## [Your objective]
Extract every line below that contains the word "Search".
[BEGIN]
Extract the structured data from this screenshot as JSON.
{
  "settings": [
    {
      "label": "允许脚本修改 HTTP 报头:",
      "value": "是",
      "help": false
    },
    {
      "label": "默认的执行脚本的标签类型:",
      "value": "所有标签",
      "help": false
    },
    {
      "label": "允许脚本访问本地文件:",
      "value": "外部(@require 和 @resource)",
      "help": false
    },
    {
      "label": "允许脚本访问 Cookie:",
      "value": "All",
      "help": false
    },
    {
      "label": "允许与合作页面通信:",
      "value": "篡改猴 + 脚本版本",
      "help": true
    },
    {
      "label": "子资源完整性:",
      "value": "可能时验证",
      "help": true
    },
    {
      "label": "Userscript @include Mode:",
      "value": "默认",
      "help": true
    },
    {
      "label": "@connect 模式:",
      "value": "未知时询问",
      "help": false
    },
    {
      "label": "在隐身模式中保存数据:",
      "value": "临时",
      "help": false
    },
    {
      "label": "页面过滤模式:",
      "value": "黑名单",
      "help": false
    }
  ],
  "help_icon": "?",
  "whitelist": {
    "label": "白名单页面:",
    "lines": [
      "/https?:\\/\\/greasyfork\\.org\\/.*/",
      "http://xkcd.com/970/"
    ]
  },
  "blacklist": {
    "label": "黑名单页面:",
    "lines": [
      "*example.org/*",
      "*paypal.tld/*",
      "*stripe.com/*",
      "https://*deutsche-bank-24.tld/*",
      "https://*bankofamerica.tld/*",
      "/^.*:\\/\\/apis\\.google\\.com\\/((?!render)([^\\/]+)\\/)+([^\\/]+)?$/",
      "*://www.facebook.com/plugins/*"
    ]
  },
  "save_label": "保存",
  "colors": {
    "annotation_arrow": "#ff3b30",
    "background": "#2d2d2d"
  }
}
[END]
[BEGIN]
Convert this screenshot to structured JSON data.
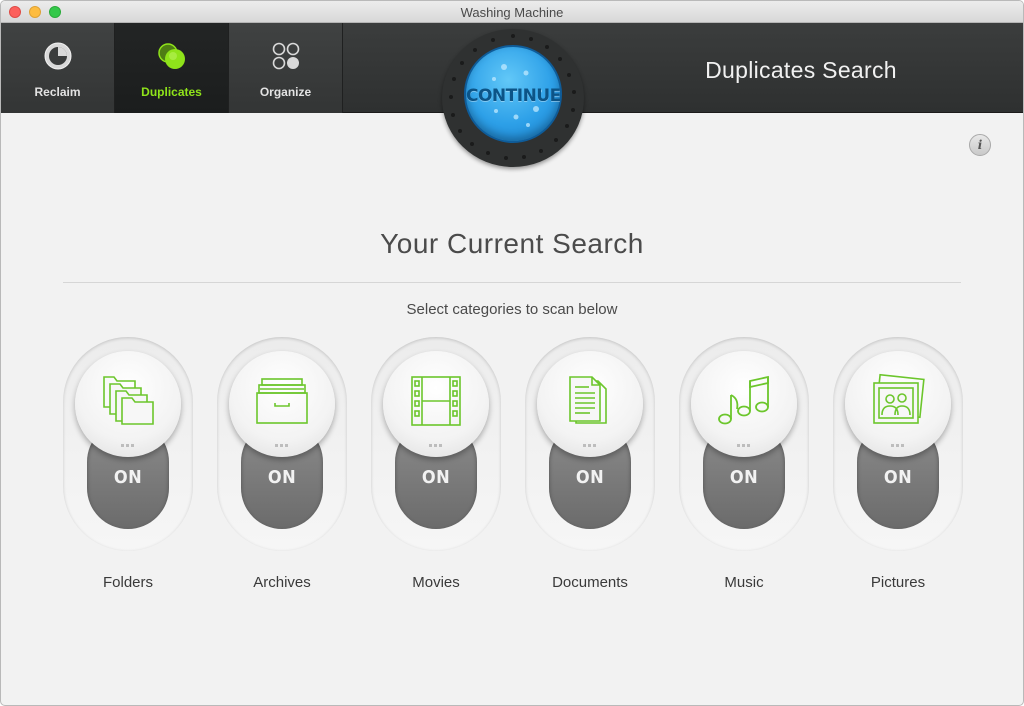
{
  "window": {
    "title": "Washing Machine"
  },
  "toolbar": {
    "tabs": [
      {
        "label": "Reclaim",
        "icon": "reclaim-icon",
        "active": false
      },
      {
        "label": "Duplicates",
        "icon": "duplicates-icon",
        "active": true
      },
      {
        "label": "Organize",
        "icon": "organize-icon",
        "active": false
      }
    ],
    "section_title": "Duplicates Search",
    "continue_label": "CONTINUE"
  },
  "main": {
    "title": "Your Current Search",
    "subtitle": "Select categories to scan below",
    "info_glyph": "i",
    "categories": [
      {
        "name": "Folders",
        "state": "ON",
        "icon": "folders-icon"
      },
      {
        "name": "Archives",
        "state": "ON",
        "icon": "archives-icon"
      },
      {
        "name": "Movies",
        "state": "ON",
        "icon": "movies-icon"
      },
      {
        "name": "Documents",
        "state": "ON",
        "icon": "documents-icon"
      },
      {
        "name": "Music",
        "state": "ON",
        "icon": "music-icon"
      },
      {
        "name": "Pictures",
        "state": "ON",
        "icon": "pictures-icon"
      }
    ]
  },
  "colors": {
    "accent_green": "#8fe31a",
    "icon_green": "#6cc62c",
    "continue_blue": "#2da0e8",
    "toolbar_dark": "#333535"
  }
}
[END]
## [Finished answer]
    "section_title": "Duplicates Search",
    "title": "Your Current Search",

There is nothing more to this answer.